Copy out the listing that follows, exact in every word, and skip the images.

** START MATERIAL PROVIDED **

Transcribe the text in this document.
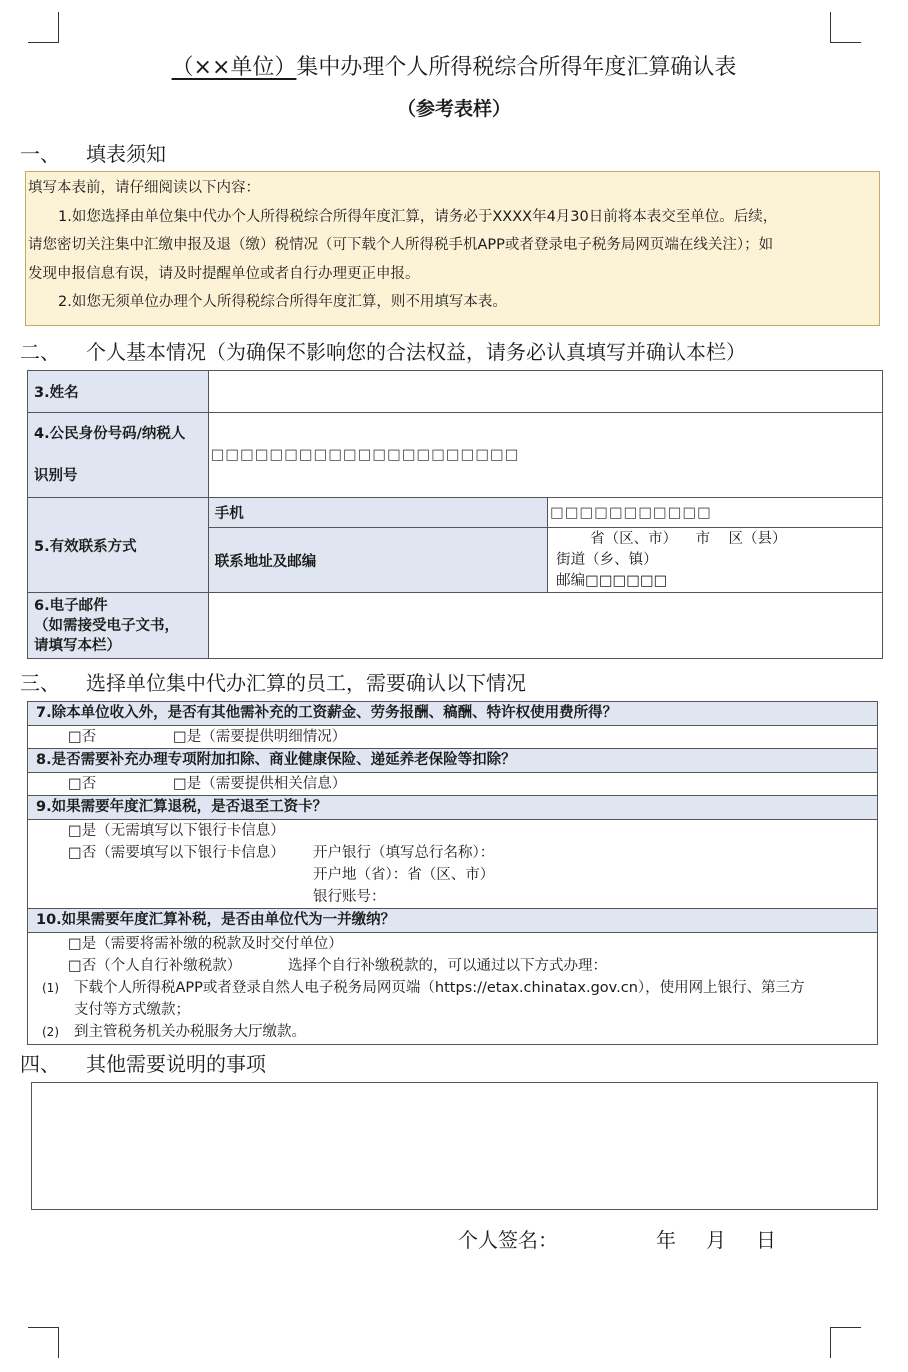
（××单位）集中办理个人所得税综合所得年度汇算确认表
（参考表样）
一、 填表须知

填写本表前，请仔细阅读以下内容：

1.如您选择由单位集中代办个人所得税综合所得年度汇算，请务必于XXXX年4月30日前将本表交至单位。后续，

请您密切关注集中汇缴申报及退（缴）税情况（可下载个人所得税手机APP或者登录电子税务局网页端在线关注）；如

发现申报信息有误，请及时提醒单位或者自行办理更正申报。

2.如您无须单位办理个人所得税综合所得年度汇算，则不用填写本表。

二、 个人基本情况（为确保不影响您的合法权益，请务必认真填写并确认本栏）
3.姓名		

4.公民身份号码/纳税人
识别号	□□□□□□□□□□□□□□□□□□□□□	
5.有效联系方式	手机	□□□□□□□□□□□
	联系地址及邮编	省（区、市）    市    区（县）
街道（乡、镇）
邮编□□□□□□

6.电子邮件
（如需接受电子文书，
请填写本栏）		

三、 选择单位集中代办汇算的员工，需要确认以下情况
7.除本单位收入外，是否有其他需补充的工资薪金、劳务报酬、稿酬、特许权使用费所得？
□否	□是（需要提供明细情况）
8.是否需要补充办理专项附加扣除、商业健康保险、递延养老保险等扣除？
□否	□是（需要提供相关信息）
9.如果需要年度汇算退税，是否退至工资卡？
□是（无需填写以下银行卡信息）
□否（需要填写以下银行卡信息） 开户银行（填写总行名称）：
开户地（省）：省（区、市）
银行账号：
10.如果需要年度汇算补税，是否由单位代为一并缴纳？
□是（需要将需补缴的税款及时交付单位）
□否（个人自行补缴税款）	选择个自行补缴税款的，可以通过以下方式办理：
(1)	下载个人所得税APP或者登录自然人电子税务局网页端（https://etax.chinatax.gov.cn），使用网上银行、第三方
支付等方式缴款；
(2)	到主管税务机关办税服务大厅缴款。
四、 其他需要说明的事项
个人签名：	年 月 日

** END MATERIAL PROVIDED **

### WRITTEN ANSWER:
Transcribe the text in this document.
（××单位）集中办理个人所得税综合所得年度汇算确认表
（参考表样）
一、 填表须知

填写本表前，请仔细阅读以下内容：

1.如您选择由单位集中代办个人所得税综合所得年度汇算，请务必于XXXX年4月30日前将本表交至单位。后续，

请您密切关注集中汇缴申报及退（缴）税情况（可下载个人所得税手机APP或者登录电子税务局网页端在线关注）；如

发现申报信息有误，请及时提醒单位或者自行办理更正申报。

2.如您无须单位办理个人所得税综合所得年度汇算，则不用填写本表。

二、 个人基本情况（为确保不影响您的合法权益，请务必认真填写并确认本栏）
3.姓名		

4.公民身份号码/纳税人
识别号	□□□□□□□□□□□□□□□□□□□□□	
5.有效联系方式	手机	□□□□□□□□□□□
	联系地址及邮编	省（区、市）    市    区（县）
街道（乡、镇）
邮编□□□□□□

6.电子邮件
（如需接受电子文书，
请填写本栏）		

三、 选择单位集中代办汇算的员工，需要确认以下情况
7.除本单位收入外，是否有其他需补充的工资薪金、劳务报酬、稿酬、特许权使用费所得？
□否	□是（需要提供明细情况）
8.是否需要补充办理专项附加扣除、商业健康保险、递延养老保险等扣除？
□否	□是（需要提供相关信息）
9.如果需要年度汇算退税，是否退至工资卡？
□是（无需填写以下银行卡信息）
□否（需要填写以下银行卡信息） 开户银行（填写总行名称）：
开户地（省）：省（区、市）
银行账号：
10.如果需要年度汇算补税，是否由单位代为一并缴纳？
□是（需要将需补缴的税款及时交付单位）
□否（个人自行补缴税款）	选择个自行补缴税款的，可以通过以下方式办理：
(1)	下载个人所得税APP或者登录自然人电子税务局网页端（https://etax.chinatax.gov.cn），使用网上银行、第三方
支付等方式缴款；
(2)	到主管税务机关办税服务大厅缴款。
四、 其他需要说明的事项
个人签名：	年 月 日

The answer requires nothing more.